§ **ANHAND DER ANGABEN**:
**1)** Nennen Sie bitte alle Blattlausvertilger, die im Beitrag über Schmuckkörbchen und Zinnien aufgezählt werden.
**2)** Schreiben Sie den Beitrag über Schmuckkörbchen und Zinnien im Anschluss an seinen letzten Satz fort.

§ **LESETEXT**:
——————————
Gemüseblog
Spät blühende Schmuckkörbchen und Zinnien
12. September 2018

Blühende Korbblütler und Dillgewächse sollten im Umfeld von Gemüsegärten stets Nahrung für Schlupfwespen und Schwebfliegen, unsere beiden wichtigsten Gruppen von Blattlausvertilgern (neben Marienkäfer und Florfliege) bereithalten.

Gute Blüheinsaaten enthalten dabei neben Schnellwüchsigen wie Phacelia oder Buchweizen auch „Spätentwickler“ wie Cosmea (Schmuckkörbchen) und Zinnien.

Gerade Cosmeen am guten Standort entwickeln zuerst imposante, bis ein Meter hohe filigrane grüne und durchaus dekorative Büsche, bevor sie sich mit ihren Blütenkörbchen überziehen. Der Vorteil der beiden Späten ist ihre bis zum Frostbeginn anhaltende Blüte.
Wir lassen auf der Schaufläche immer ein paar Exemplare gut aussamen. Daher finden wir auch spätestens im Mai immer etliche „von selbst“ keimende Jungpflänzchen. Manche stehen zufällig ganz richtig, andere nehmen wir bei gut feuchtem Boden, am einfachsten nach ein paar Regentagen, im Frühjahr auf und setzen sie an passender Stelle wieder ein.
——————————
§ **EXTRAHIERTE AUFLISTUNG**:
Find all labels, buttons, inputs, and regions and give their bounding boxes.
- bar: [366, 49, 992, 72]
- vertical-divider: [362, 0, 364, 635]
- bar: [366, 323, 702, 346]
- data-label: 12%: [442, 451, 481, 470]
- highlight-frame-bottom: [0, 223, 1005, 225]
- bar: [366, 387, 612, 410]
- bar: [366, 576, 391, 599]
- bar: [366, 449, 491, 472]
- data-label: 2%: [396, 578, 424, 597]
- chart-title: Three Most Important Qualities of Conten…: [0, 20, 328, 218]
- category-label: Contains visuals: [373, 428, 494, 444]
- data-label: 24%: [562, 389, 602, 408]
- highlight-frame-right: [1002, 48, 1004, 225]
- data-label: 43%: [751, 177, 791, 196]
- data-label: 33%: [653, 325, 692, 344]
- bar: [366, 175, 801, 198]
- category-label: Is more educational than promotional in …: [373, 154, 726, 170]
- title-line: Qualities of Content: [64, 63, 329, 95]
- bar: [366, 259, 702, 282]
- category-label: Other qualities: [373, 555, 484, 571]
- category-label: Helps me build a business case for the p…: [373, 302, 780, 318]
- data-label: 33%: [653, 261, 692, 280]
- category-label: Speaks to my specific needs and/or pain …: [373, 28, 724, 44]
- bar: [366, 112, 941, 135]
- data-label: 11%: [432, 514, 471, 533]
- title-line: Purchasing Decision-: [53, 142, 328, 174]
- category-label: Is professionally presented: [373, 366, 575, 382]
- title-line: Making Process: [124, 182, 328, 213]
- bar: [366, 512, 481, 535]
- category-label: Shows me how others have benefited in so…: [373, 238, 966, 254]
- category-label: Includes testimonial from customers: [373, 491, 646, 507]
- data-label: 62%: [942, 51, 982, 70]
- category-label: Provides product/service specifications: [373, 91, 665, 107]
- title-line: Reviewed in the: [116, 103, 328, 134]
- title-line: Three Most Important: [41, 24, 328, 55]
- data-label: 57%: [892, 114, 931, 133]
——————————
§ **ANTWORTEN JE AUFGABE**:
**1)** Schlupfwespen, Schwebfliegen, Marienkäfer, Florfliege

**2)**
Wer die Aussaat im April/Mai versäumt hat, erhält jetzt in Gartenmärkten imposante Topfpflanzen. Ungefüllte oder höchstens halbgefüllte eignen sich durchaus, den eigenen Garten mit diesen fleißigen Spätsommer- und Herbstblühern anzureichern. Wer zumindest ein paar Blütenköpfe ungefüllter oder sparsam gefüllt blühender Sorten bis zur Samenbildung stehen lässt, kann die Samen im Garten ausstreuen. Zuverlässiger ist es bei geringen Saatgutmengen, diese gut zu trocknen, kühl und trocken zu überwintern und ab Ende April in Töpfchen mit Aussaaterde oder gleich ins Beet auszusäen. Wer mehrere Sorten von Cosmea im Garten stehen hat, erhält dann oft etwas anders blühende Nachkömmlinge.
Vogelschützer empfehlen, abblühende Blütenkörbe stehen zu lassen, weil die Samen von Vögeln – zumindest teilweise - geholt werden.